● **Job**
Copy out all lines of the records in which the word "marker" appears.

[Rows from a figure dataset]
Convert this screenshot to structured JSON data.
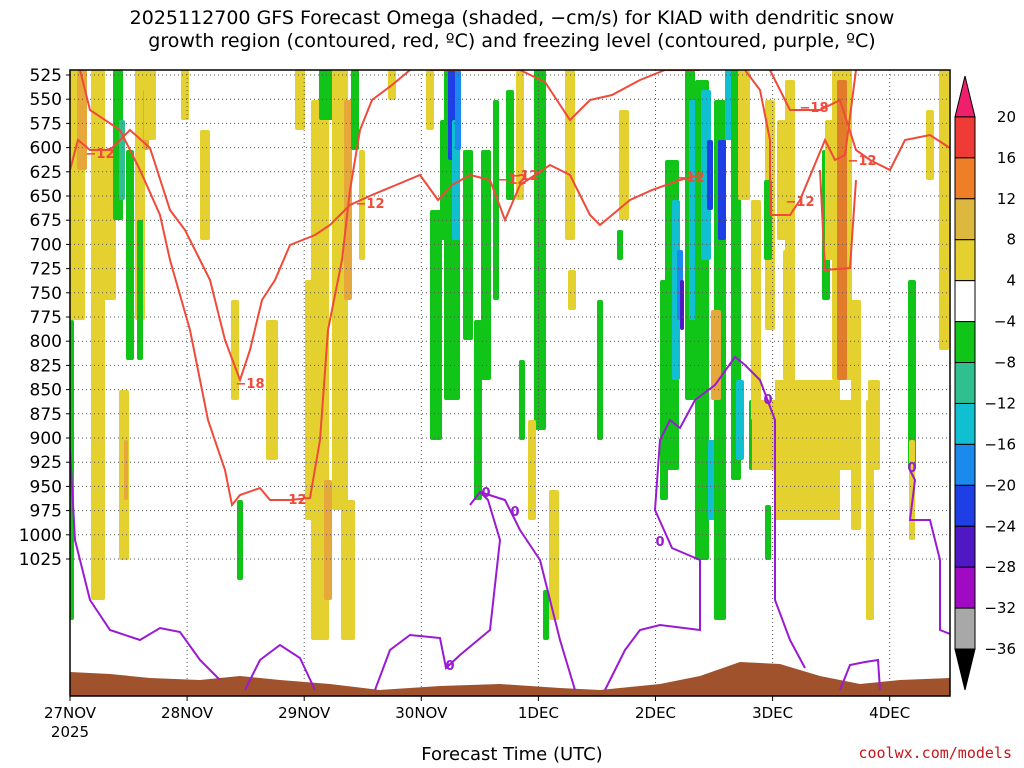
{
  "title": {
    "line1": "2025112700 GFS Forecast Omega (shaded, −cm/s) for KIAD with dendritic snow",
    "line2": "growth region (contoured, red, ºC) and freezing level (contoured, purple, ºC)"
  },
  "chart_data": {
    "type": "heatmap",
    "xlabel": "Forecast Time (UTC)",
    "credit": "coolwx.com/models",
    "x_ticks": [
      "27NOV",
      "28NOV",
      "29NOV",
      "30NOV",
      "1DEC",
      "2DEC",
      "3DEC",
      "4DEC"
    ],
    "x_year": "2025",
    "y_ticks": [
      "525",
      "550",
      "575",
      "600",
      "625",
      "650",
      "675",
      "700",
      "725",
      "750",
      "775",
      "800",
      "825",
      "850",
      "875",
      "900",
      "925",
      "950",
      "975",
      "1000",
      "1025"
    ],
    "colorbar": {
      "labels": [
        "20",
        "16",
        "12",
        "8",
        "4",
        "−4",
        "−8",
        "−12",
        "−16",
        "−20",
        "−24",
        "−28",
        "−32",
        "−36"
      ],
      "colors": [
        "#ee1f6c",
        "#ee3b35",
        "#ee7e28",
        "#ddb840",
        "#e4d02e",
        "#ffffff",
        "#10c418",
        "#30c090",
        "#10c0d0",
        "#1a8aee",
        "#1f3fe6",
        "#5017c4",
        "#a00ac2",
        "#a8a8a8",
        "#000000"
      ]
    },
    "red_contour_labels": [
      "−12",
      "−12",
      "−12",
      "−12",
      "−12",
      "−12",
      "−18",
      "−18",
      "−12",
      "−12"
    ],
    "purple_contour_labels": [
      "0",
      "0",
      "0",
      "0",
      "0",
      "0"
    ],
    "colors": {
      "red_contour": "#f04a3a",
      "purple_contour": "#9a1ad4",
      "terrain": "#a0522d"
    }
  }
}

==

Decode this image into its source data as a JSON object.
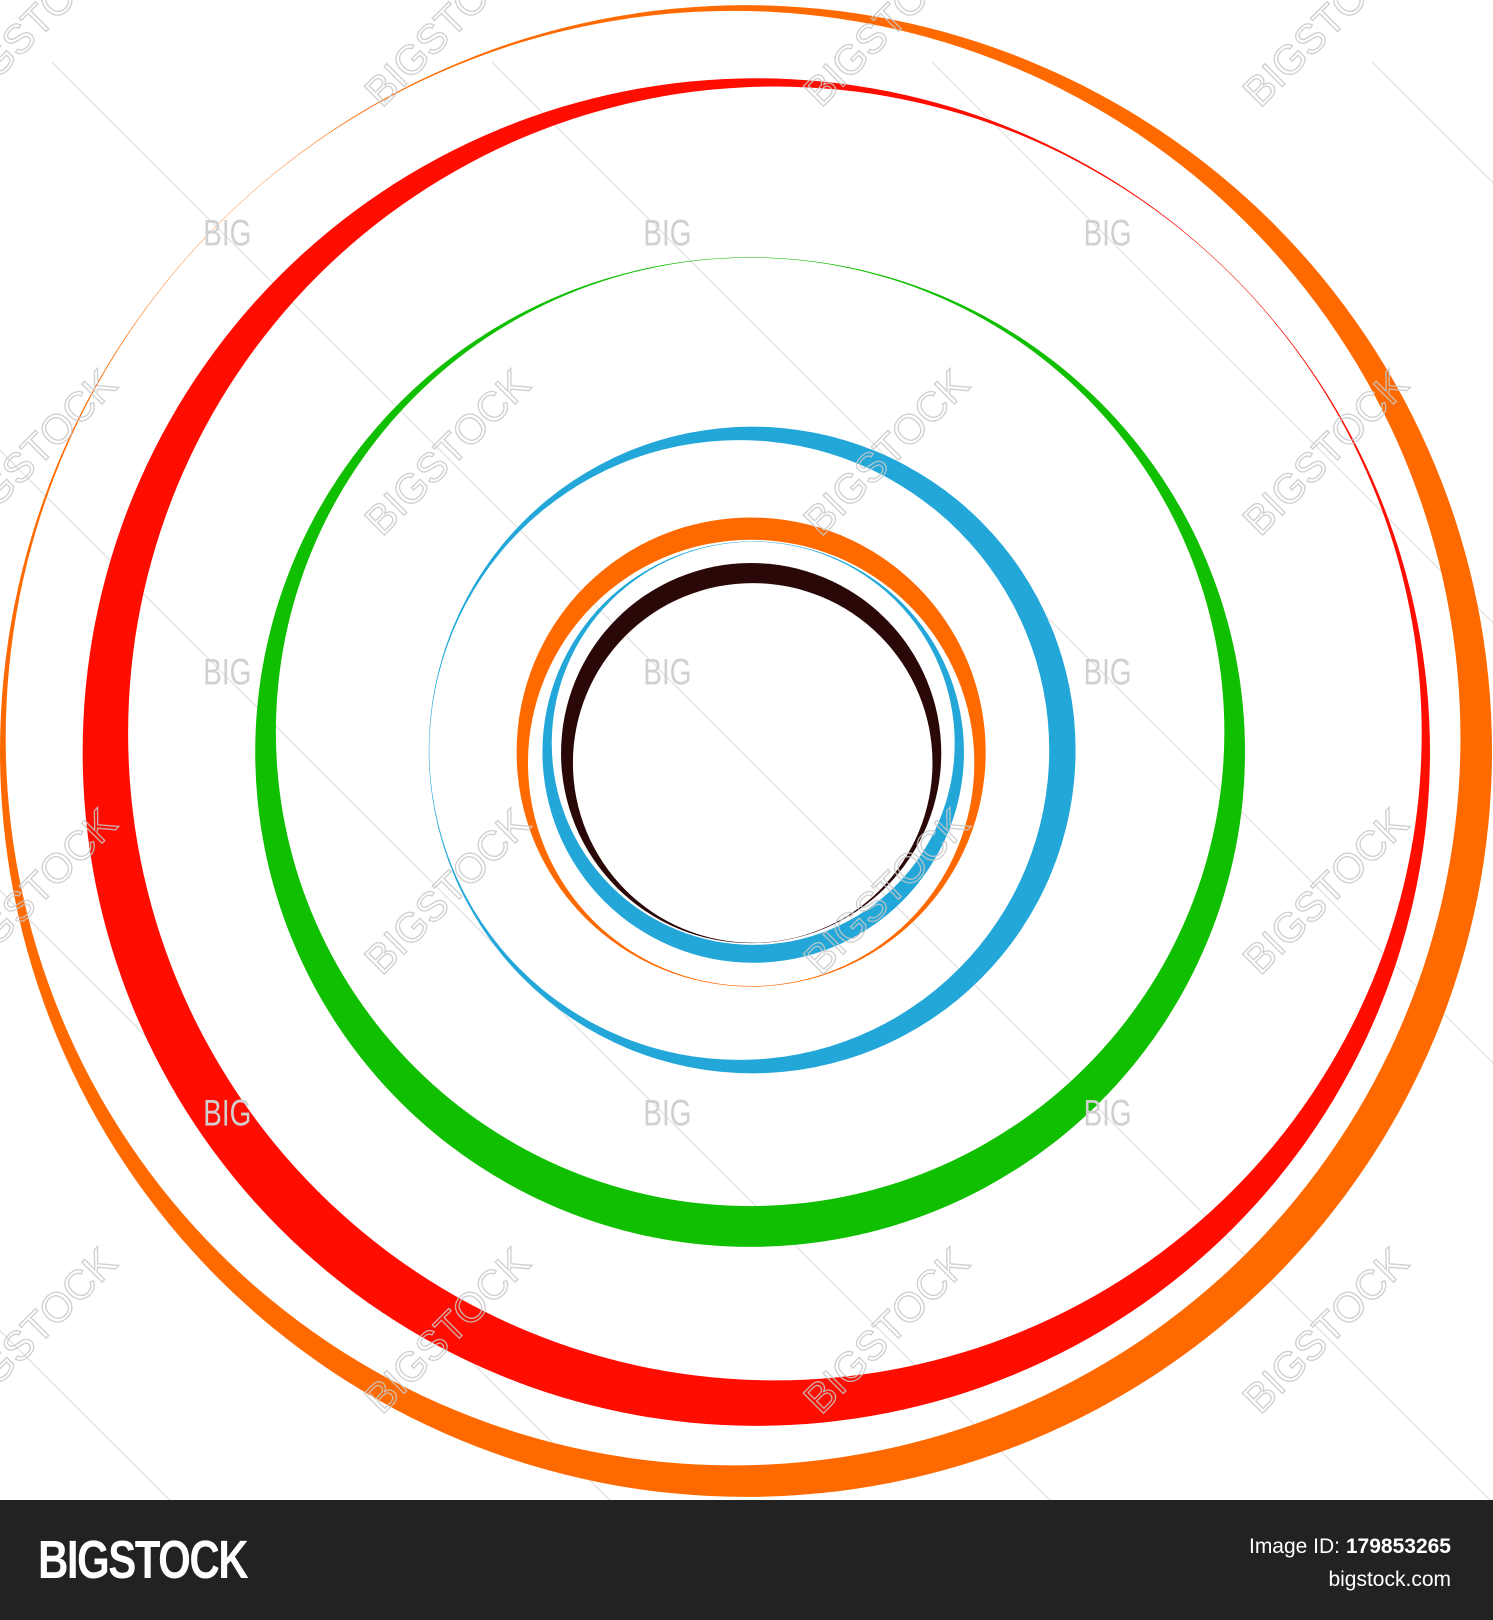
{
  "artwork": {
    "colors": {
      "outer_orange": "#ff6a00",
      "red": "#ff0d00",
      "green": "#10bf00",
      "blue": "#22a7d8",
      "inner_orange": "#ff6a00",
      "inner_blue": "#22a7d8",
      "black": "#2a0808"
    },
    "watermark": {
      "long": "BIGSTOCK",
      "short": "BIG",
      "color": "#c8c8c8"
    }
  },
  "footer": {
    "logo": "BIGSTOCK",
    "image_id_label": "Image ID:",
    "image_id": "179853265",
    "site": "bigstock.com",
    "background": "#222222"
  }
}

---

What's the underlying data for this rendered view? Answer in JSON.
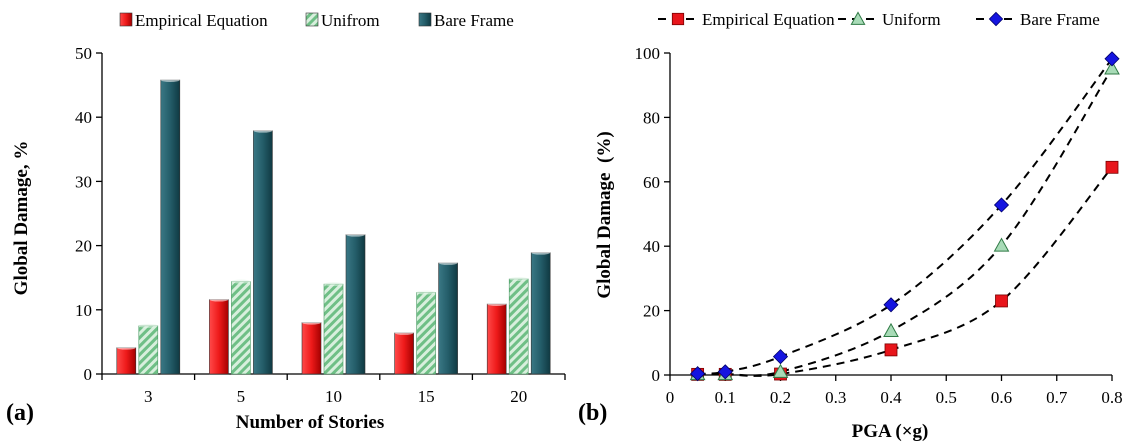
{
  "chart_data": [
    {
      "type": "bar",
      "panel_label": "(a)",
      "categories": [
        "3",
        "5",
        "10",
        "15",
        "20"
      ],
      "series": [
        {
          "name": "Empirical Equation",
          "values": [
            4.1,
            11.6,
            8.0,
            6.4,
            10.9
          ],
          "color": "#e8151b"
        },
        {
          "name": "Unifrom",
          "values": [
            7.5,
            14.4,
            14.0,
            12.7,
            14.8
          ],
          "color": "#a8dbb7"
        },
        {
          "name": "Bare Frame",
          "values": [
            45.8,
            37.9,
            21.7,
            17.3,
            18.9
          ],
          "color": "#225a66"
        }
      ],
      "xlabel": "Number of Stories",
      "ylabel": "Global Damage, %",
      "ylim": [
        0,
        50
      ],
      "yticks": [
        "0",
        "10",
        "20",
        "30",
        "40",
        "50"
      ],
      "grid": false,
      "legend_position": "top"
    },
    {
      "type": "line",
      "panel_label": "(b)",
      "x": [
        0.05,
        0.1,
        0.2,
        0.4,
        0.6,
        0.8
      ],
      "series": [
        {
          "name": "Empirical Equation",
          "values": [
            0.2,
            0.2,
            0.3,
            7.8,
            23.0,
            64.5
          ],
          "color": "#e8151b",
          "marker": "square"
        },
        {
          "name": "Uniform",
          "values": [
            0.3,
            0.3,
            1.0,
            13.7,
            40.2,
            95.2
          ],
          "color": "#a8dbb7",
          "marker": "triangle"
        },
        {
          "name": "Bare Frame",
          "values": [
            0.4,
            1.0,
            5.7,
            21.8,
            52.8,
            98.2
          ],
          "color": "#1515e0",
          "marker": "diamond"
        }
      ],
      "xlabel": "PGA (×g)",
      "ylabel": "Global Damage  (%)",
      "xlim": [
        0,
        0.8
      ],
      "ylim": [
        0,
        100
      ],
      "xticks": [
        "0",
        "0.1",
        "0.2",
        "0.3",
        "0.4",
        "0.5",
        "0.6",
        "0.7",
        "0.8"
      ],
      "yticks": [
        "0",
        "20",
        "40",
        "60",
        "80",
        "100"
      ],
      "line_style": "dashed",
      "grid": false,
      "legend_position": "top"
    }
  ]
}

● **Written answer**
          "marker": "square"
          "marker": "triangle"
          "marker": "diamond"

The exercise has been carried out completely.